• THE PROBLEM:
Reproduce every record below exactly as it appears.

• RECORDS TO PROCESS:
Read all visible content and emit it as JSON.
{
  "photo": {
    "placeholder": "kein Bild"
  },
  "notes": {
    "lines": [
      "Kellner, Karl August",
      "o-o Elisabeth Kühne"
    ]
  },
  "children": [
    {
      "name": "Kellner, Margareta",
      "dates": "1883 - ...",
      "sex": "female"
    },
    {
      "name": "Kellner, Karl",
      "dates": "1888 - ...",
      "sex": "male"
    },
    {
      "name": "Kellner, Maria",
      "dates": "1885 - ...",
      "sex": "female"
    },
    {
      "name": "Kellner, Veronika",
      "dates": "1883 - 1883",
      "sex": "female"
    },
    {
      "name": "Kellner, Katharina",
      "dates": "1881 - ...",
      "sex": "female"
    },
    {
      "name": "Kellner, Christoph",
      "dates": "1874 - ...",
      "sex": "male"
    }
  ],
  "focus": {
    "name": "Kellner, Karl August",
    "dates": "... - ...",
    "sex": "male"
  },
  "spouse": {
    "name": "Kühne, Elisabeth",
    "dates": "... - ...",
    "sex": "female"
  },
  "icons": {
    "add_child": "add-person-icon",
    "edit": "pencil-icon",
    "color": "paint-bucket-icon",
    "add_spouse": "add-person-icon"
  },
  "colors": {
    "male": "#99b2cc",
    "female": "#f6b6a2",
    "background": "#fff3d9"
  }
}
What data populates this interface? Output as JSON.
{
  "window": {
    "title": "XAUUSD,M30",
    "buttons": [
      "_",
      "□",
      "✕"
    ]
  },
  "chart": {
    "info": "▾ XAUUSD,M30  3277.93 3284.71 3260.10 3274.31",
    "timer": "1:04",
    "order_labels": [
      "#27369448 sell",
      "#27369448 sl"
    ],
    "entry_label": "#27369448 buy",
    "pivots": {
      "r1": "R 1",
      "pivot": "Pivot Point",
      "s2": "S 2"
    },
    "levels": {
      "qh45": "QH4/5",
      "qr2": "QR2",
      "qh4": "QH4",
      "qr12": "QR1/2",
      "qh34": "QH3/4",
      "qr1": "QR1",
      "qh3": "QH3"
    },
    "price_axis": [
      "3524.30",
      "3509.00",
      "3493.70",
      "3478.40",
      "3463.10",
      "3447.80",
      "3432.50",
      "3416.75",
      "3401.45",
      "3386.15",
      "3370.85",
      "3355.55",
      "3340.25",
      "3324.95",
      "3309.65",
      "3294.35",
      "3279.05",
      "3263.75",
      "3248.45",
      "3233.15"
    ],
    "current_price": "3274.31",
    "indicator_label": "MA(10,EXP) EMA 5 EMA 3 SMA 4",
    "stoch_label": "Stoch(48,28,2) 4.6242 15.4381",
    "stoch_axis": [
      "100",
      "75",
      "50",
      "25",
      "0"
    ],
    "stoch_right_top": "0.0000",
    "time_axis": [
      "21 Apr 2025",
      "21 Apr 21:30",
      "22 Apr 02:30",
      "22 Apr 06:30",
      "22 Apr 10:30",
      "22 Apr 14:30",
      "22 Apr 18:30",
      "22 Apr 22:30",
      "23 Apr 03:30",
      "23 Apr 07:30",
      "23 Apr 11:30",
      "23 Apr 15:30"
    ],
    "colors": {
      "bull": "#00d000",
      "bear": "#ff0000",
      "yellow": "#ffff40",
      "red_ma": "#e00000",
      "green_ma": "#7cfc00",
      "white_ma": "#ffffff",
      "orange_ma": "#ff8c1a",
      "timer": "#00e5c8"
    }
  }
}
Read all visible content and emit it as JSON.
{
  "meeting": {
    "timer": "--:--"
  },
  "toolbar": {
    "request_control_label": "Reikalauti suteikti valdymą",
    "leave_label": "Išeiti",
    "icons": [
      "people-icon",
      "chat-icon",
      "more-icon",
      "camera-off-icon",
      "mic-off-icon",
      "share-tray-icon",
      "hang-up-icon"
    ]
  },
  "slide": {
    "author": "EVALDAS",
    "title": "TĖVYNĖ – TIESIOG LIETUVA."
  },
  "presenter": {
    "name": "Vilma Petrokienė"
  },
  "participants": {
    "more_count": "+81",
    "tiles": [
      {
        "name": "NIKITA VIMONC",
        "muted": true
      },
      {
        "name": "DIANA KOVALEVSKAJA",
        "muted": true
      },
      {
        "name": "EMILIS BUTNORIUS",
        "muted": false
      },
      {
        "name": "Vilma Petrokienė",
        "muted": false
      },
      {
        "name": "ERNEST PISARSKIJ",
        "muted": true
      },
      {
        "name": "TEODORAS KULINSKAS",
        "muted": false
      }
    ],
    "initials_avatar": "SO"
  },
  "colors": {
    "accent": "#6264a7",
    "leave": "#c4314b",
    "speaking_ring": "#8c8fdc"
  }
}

• EXPECTED OUTPUT:
Read all visible content and emit it as JSON.
{
  "photo": {
    "placeholder": "kein Bild"
  },
  "notes": {
    "lines": [
      "Kellner, Karl August",
      "o-o Elisabeth Kühne"
    ]
  },
  "children": [
    {
      "name": "Kellner, Margareta",
      "dates": "1883 - ...",
      "sex": "female"
    },
    {
      "name": "Kellner, Karl",
      "dates": "1888 - ...",
      "sex": "male"
    },
    {
      "name": "Kellner, Maria",
      "dates": "1885 - ...",
      "sex": "female"
    },
    {
      "name": "Kellner, Veronika",
      "dates": "1883 - 1883",
      "sex": "female"
    },
    {
      "name": "Kellner, Katharina",
      "dates": "1881 - ...",
      "sex": "female"
    },
    {
      "name": "Kellner, Christoph",
      "dates": "1874 - ...",
      "sex": "male"
    }
  ],
  "focus": {
    "name": "Kellner, Karl August",
    "dates": "... - ...",
    "sex": "male"
  },
  "spouse": {
    "name": "Kühne, Elisabeth",
    "dates": "... - ...",
    "sex": "female"
  },
  "icons": {
    "add_child": "add-person-icon",
    "edit": "pencil-icon",
    "color": "paint-bucket-icon",
    "add_spouse": "add-person-icon"
  },
  "colors": {
    "male": "#99b2cc",
    "female": "#f6b6a2",
    "background": "#fff3d9"
  }
}
What data populates this interface? Output as JSON.
{
  "window": {
    "title": "XAUUSD,M30",
    "buttons": [
      "_",
      "□",
      "✕"
    ]
  },
  "chart": {
    "info": "▾ XAUUSD,M30  3277.93 3284.71 3260.10 3274.31",
    "timer": "1:04",
    "order_labels": [
      "#27369448 sell",
      "#27369448 sl"
    ],
    "entry_label": "#27369448 buy",
    "pivots": {
      "r1": "R 1",
      "pivot": "Pivot Point",
      "s2": "S 2"
    },
    "levels": {
      "qh45": "QH4/5",
      "qr2": "QR2",
      "qh4": "QH4",
      "qr12": "QR1/2",
      "qh34": "QH3/4",
      "qr1": "QR1",
      "qh3": "QH3"
    },
    "price_axis": [
      "3524.30",
      "3509.00",
      "3493.70",
      "3478.40",
      "3463.10",
      "3447.80",
      "3432.50",
      "3416.75",
      "3401.45",
      "3386.15",
      "3370.85",
      "3355.55",
      "3340.25",
      "3324.95",
      "3309.65",
      "3294.35",
      "3279.05",
      "3263.75",
      "3248.45",
      "3233.15"
    ],
    "current_price": "3274.31",
    "indicator_label": "MA(10,EXP) EMA 5 EMA 3 SMA 4",
    "stoch_label": "Stoch(48,28,2) 4.6242 15.4381",
    "stoch_axis": [
      "100",
      "75",
      "50",
      "25",
      "0"
    ],
    "stoch_right_top": "0.0000",
    "time_axis": [
      "21 Apr 2025",
      "21 Apr 21:30",
      "22 Apr 02:30",
      "22 Apr 06:30",
      "22 Apr 10:30",
      "22 Apr 14:30",
      "22 Apr 18:30",
      "22 Apr 22:30",
      "23 Apr 03:30",
      "23 Apr 07:30",
      "23 Apr 11:30",
      "23 Apr 15:30"
    ],
    "colors": {
      "bull": "#00d000",
      "bear": "#ff0000",
      "yellow": "#ffff40",
      "red_ma": "#e00000",
      "green_ma": "#7cfc00",
      "white_ma": "#ffffff",
      "orange_ma": "#ff8c1a",
      "timer": "#00e5c8"
    }
  }
}
Read all visible content and emit it as JSON.
{
  "meeting": {
    "timer": "--:--"
  },
  "toolbar": {
    "request_control_label": "Reikalauti suteikti valdymą",
    "leave_label": "Išeiti",
    "icons": [
      "people-icon",
      "chat-icon",
      "more-icon",
      "camera-off-icon",
      "mic-off-icon",
      "share-tray-icon",
      "hang-up-icon"
    ]
  },
  "slide": {
    "author": "EVALDAS",
    "title": "TĖVYNĖ – TIESIOG LIETUVA."
  },
  "presenter": {
    "name": "Vilma Petrokienė"
  },
  "participants": {
    "more_count": "+81",
    "tiles": [
      {
        "name": "NIKITA VIMONC",
        "muted": true
      },
      {
        "name": "DIANA KOVALEVSKAJA",
        "muted": true
      },
      {
        "name": "EMILIS BUTNORIUS",
        "muted": false
      },
      {
        "name": "Vilma Petrokienė",
        "muted": false
      },
      {
        "name": "ERNEST PISARSKIJ",
        "muted": true
      },
      {
        "name": "TEODORAS KULINSKAS",
        "muted": false
      }
    ],
    "initials_avatar": "SO"
  },
  "colors": {
    "accent": "#6264a7",
    "leave": "#c4314b",
    "speaking_ring": "#8c8fdc"
  }
}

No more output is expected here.